Extracted entries
►

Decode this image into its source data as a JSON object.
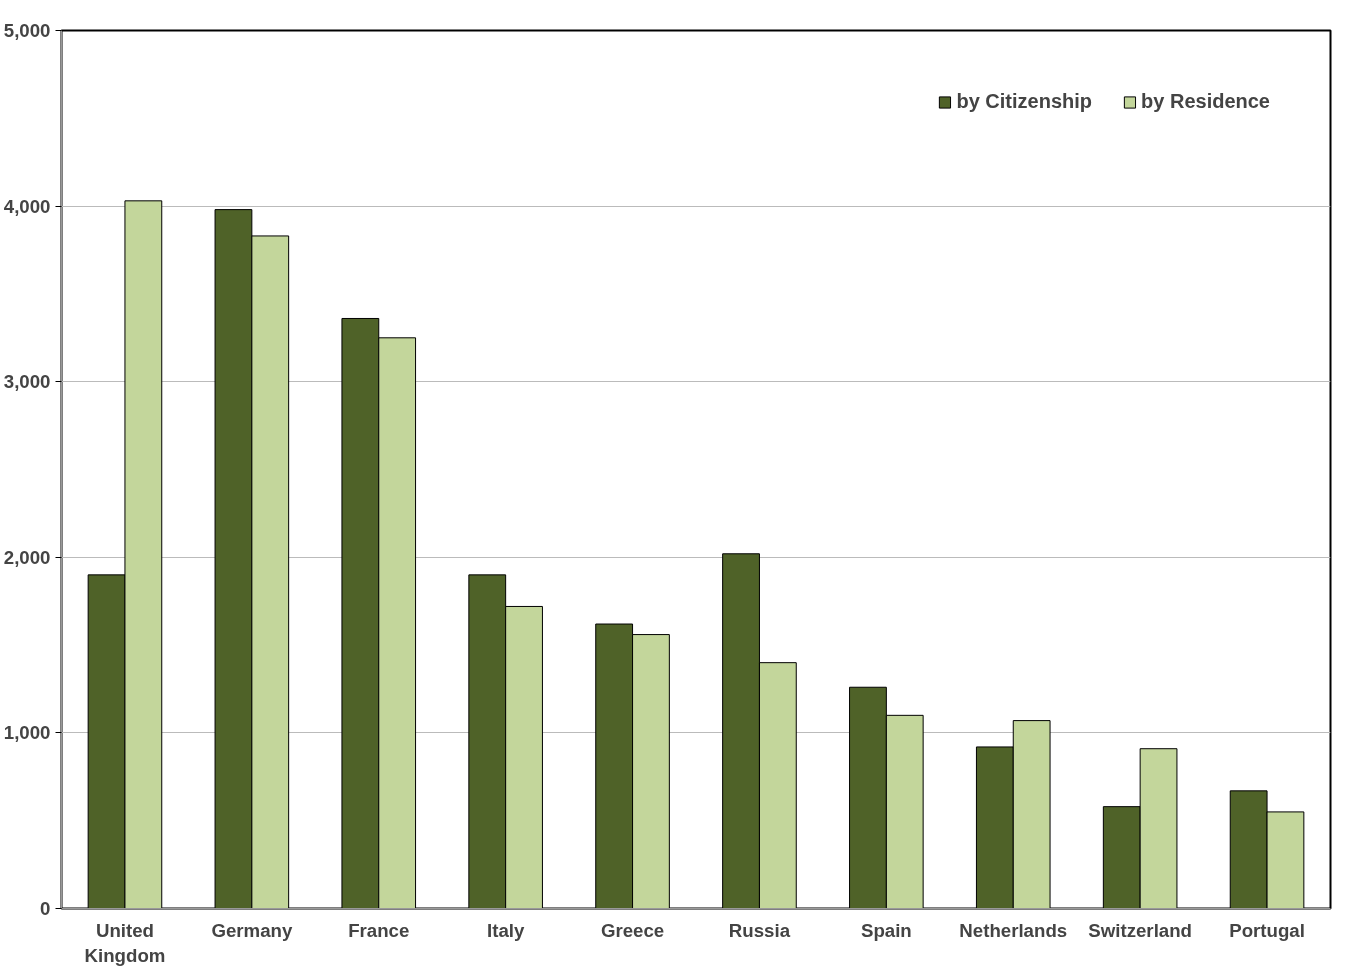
{
  "chart_data": {
    "type": "bar",
    "categories": [
      "United Kingdom",
      "Germany",
      "France",
      "Italy",
      "Greece",
      "Russia",
      "Spain",
      "Netherlands",
      "Switzerland",
      "Portugal"
    ],
    "series": [
      {
        "name": "by Citizenship",
        "color": "#4f6228",
        "values": [
          1900,
          3980,
          3360,
          1900,
          1620,
          2020,
          1260,
          920,
          580,
          670
        ]
      },
      {
        "name": "by Residence",
        "color": "#c3d69b",
        "values": [
          4030,
          3830,
          3250,
          1720,
          1560,
          1400,
          1100,
          1070,
          910,
          550
        ]
      }
    ],
    "ylim": [
      0,
      5000
    ],
    "yticks": [
      0,
      {
        "value": 1000,
        "label": "1,000"
      },
      {
        "value": 2000,
        "label": "2,000"
      },
      {
        "value": 3000,
        "label": "3,000"
      },
      {
        "value": 4000,
        "label": "4,000"
      },
      {
        "value": 5000,
        "label": "5,000"
      }
    ],
    "grid": "y",
    "legend": "top right"
  }
}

◄

Set task
From the listing above, copy all lines holding the word "name".

Problem solution
        "name": "by Citizenship",
        "name": "by Residence",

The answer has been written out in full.